▶ **Short problem**
All entries must be repeated exactly; do not include the pictures.

▶ **Data entries**
+ + +

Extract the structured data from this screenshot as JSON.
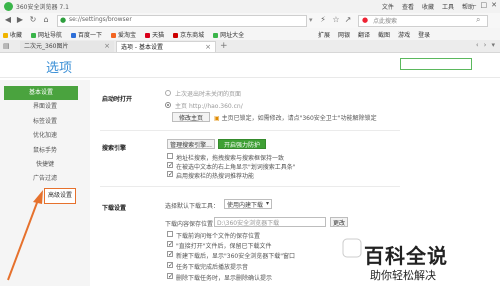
{
  "window": {
    "title": "360安全浏览器 7.1",
    "menu": [
      "文件",
      "查看",
      "收藏",
      "工具",
      "帮助"
    ]
  },
  "address": {
    "url": "se://settings/browser",
    "search_placeholder": "点此搜索"
  },
  "bookmarks": {
    "items": [
      "收藏",
      "网址导航",
      "百度一下",
      "爱淘宝",
      "天猫",
      "京东商城",
      "网址大全"
    ],
    "right": [
      "扩展",
      "网银",
      "翻译",
      "截图",
      "游戏",
      "登录"
    ]
  },
  "tabs": [
    {
      "label": "二次元_360图片"
    },
    {
      "label": "选项 - 基本设置"
    }
  ],
  "settings": {
    "title": "选项"
  },
  "sidebar": {
    "items": [
      "基本设置",
      "界面设置",
      "标签设置",
      "优化加速",
      "鼠标手势",
      "快捷键",
      "广告过滤",
      "高级设置"
    ]
  },
  "startup": {
    "label": "启动时打开",
    "option1": "上次退出时未关闭的页面",
    "option2_prefix": "主页",
    "homepage_url": "http://hao.360.cn/",
    "change_button": "修改主页",
    "notice": "主页已锁定，如需修改，请点\"360安全卫士\"功能解除锁定"
  },
  "search_engine": {
    "label": "搜索引擎",
    "manage_button": "管理搜索引擎...",
    "protect_button": "开启强力防护",
    "options": [
      {
        "text": "地址栏搜索，拖拽搜索与搜索框保持一致",
        "checked": false
      },
      {
        "text": "在被选中文本的右上角显示\"划词搜索工具条\"",
        "checked": true
      },
      {
        "text": "启用搜索栏的热搜词推荐功能",
        "checked": true
      }
    ]
  },
  "download": {
    "label": "下载设置",
    "tool_label": "选择默认下载工具：",
    "tool_value": "使用内建下载",
    "dir_label": "下载内容保存位置：",
    "dir_value": "D:\\360安全浏览器下载",
    "change_button": "更改",
    "options": [
      {
        "text": "下载前询问每个文件的保存位置",
        "checked": false
      },
      {
        "text": "\"直接打开\"文件后，保留已下载文件",
        "checked": true
      },
      {
        "text": "新建下载后，显示\"360安全浏览器下载\"窗口",
        "checked": true
      },
      {
        "text": "任务下载完成后播放提示音",
        "checked": true
      },
      {
        "text": "删除下载任务时，显示删除确认提示",
        "checked": true
      }
    ]
  },
  "watermark": {
    "title": "百科全说",
    "subtitle": "助你轻松解决"
  },
  "colors": {
    "accent_green": "#4aa33e",
    "link_blue": "#3a8fd6",
    "highlight_orange": "#e6712d"
  }
}
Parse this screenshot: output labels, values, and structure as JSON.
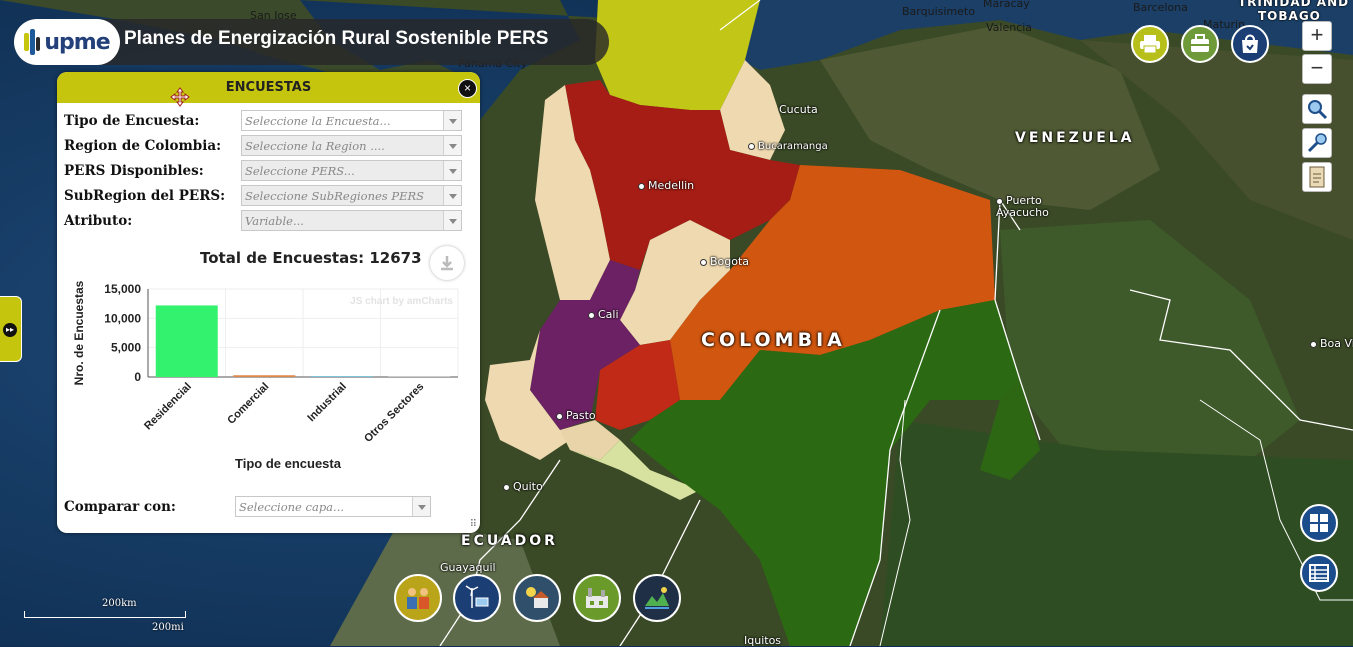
{
  "header": {
    "logo_text": "upme",
    "title": "Planes de Energización Rural Sostenible PERS"
  },
  "map": {
    "countries": [
      "VENEZUELA",
      "COLOMBIA",
      "ECUADOR"
    ],
    "cities": [
      "Medellin",
      "Bucaramanga",
      "Cucuta",
      "Bogota",
      "Cali",
      "Pasto",
      "Quito",
      "Guayaquil",
      "Iquitos",
      "Puerto Ayacucho",
      "Boa Vis",
      "Barquisimeto",
      "Maracay",
      "Valencia",
      "Barcelona",
      "Maturin",
      "San Jose",
      "Panama City"
    ],
    "island_label_1": "TRINIDAD AND",
    "island_label_2": "TOBAGO",
    "scale_km": "200km",
    "scale_mi": "200mi"
  },
  "toolbar": {
    "zoom_in": "+",
    "zoom_out": "−"
  },
  "panel": {
    "title": "ENCUESTAS",
    "close": "×",
    "fields": [
      {
        "label": "Tipo de Encuesta:",
        "placeholder": "Seleccione la Encuesta...",
        "enabled": true
      },
      {
        "label": "Region de Colombia:",
        "placeholder": "Seleccione la Region ....",
        "enabled": false
      },
      {
        "label": "PERS Disponibles:",
        "placeholder": "Seleccione PERS...",
        "enabled": false
      },
      {
        "label": "SubRegion del PERS:",
        "placeholder": "Seleccione SubRegiones PERS",
        "enabled": false
      },
      {
        "label": "Atributo:",
        "placeholder": "Variable...",
        "enabled": false
      }
    ],
    "total_label": "Total de Encuestas: 12673",
    "watermark": "JS chart by amCharts",
    "compare_label": "Comparar con:",
    "compare_placeholder": "Seleccione capa..."
  },
  "chart_data": {
    "type": "bar",
    "categories": [
      "Residencial",
      "Comercial",
      "Industrial",
      "Otros Sectores"
    ],
    "values": [
      12200,
      300,
      150,
      20
    ],
    "colors": [
      "#33f26e",
      "#e0884a",
      "#7fc4d6",
      "#cccccc"
    ],
    "xlabel": "Tipo de encuesta",
    "ylabel": "Nro. de Encuestas",
    "yticks": [
      "0",
      "5,000",
      "10,000",
      "15,000"
    ],
    "ylim": [
      0,
      15000
    ],
    "grid": true
  }
}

+ + +

▶ **Response for this exercise**
Extract the structured data from this screenshot as JSON.
{
  "window": {
    "title": "360安全浏览器 7.1",
    "menu": [
      "文件",
      "查看",
      "收藏",
      "工具",
      "帮助"
    ]
  },
  "address": {
    "url": "se://settings/browser",
    "search_placeholder": "点此搜索"
  },
  "bookmarks": {
    "items": [
      "收藏",
      "网址导航",
      "百度一下",
      "爱淘宝",
      "天猫",
      "京东商城",
      "网址大全"
    ],
    "right": [
      "扩展",
      "网银",
      "翻译",
      "截图",
      "游戏",
      "登录"
    ]
  },
  "tabs": [
    {
      "label": "二次元_360图片"
    },
    {
      "label": "选项 - 基本设置"
    }
  ],
  "settings": {
    "title": "选项"
  },
  "sidebar": {
    "items": [
      "基本设置",
      "界面设置",
      "标签设置",
      "优化加速",
      "鼠标手势",
      "快捷键",
      "广告过滤",
      "高级设置"
    ]
  },
  "startup": {
    "label": "启动时打开",
    "option1": "上次退出时未关闭的页面",
    "option2_prefix": "主页",
    "homepage_url": "http://hao.360.cn/",
    "change_button": "修改主页",
    "notice": "主页已锁定，如需修改，请点\"360安全卫士\"功能解除锁定"
  },
  "search_engine": {
    "label": "搜索引擎",
    "manage_button": "管理搜索引擎...",
    "protect_button": "开启强力防护",
    "options": [
      {
        "text": "地址栏搜索，拖拽搜索与搜索框保持一致",
        "checked": false
      },
      {
        "text": "在被选中文本的右上角显示\"划词搜索工具条\"",
        "checked": true
      },
      {
        "text": "启用搜索栏的热搜词推荐功能",
        "checked": true
      }
    ]
  },
  "download": {
    "label": "下载设置",
    "tool_label": "选择默认下载工具：",
    "tool_value": "使用内建下载",
    "dir_label": "下载内容保存位置：",
    "dir_value": "D:\\360安全浏览器下载",
    "change_button": "更改",
    "options": [
      {
        "text": "下载前询问每个文件的保存位置",
        "checked": false
      },
      {
        "text": "\"直接打开\"文件后，保留已下载文件",
        "checked": true
      },
      {
        "text": "新建下载后，显示\"360安全浏览器下载\"窗口",
        "checked": true
      },
      {
        "text": "任务下载完成后播放提示音",
        "checked": true
      },
      {
        "text": "删除下载任务时，显示删除确认提示",
        "checked": true
      }
    ]
  },
  "watermark": {
    "title": "百科全说",
    "subtitle": "助你轻松解决"
  },
  "colors": {
    "accent_green": "#4aa33e",
    "link_blue": "#3a8fd6",
    "highlight_orange": "#e6712d"
  }
}
Parse this screenshot: output labels, values, and structure as JSON.
{
  "header": {
    "logo_text": "upme",
    "title": "Planes de Energización Rural Sostenible PERS"
  },
  "map": {
    "countries": [
      "VENEZUELA",
      "COLOMBIA",
      "ECUADOR"
    ],
    "cities": [
      "Medellin",
      "Bucaramanga",
      "Cucuta",
      "Bogota",
      "Cali",
      "Pasto",
      "Quito",
      "Guayaquil",
      "Iquitos",
      "Puerto Ayacucho",
      "Boa Vis",
      "Barquisimeto",
      "Maracay",
      "Valencia",
      "Barcelona",
      "Maturin",
      "San Jose",
      "Panama City"
    ],
    "island_label_1": "TRINIDAD AND",
    "island_label_2": "TOBAGO",
    "scale_km": "200km",
    "scale_mi": "200mi"
  },
  "toolbar": {
    "zoom_in": "+",
    "zoom_out": "−"
  },
  "panel": {
    "title": "ENCUESTAS",
    "close": "×",
    "fields": [
      {
        "label": "Tipo de Encuesta:",
        "placeholder": "Seleccione la Encuesta...",
        "enabled": true
      },
      {
        "label": "Region de Colombia:",
        "placeholder": "Seleccione la Region ....",
        "enabled": false
      },
      {
        "label": "PERS Disponibles:",
        "placeholder": "Seleccione PERS...",
        "enabled": false
      },
      {
        "label": "SubRegion del PERS:",
        "placeholder": "Seleccione SubRegiones PERS",
        "enabled": false
      },
      {
        "label": "Atributo:",
        "placeholder": "Variable...",
        "enabled": false
      }
    ],
    "total_label": "Total de Encuestas: 12673",
    "watermark": "JS chart by amCharts",
    "compare_label": "Comparar con:",
    "compare_placeholder": "Seleccione capa..."
  },
  "chart_data": {
    "type": "bar",
    "categories": [
      "Residencial",
      "Comercial",
      "Industrial",
      "Otros Sectores"
    ],
    "values": [
      12200,
      300,
      150,
      20
    ],
    "colors": [
      "#33f26e",
      "#e0884a",
      "#7fc4d6",
      "#cccccc"
    ],
    "xlabel": "Tipo de encuesta",
    "ylabel": "Nro. de Encuestas",
    "yticks": [
      "0",
      "5,000",
      "10,000",
      "15,000"
    ],
    "ylim": [
      0,
      15000
    ],
    "grid": true
  }
}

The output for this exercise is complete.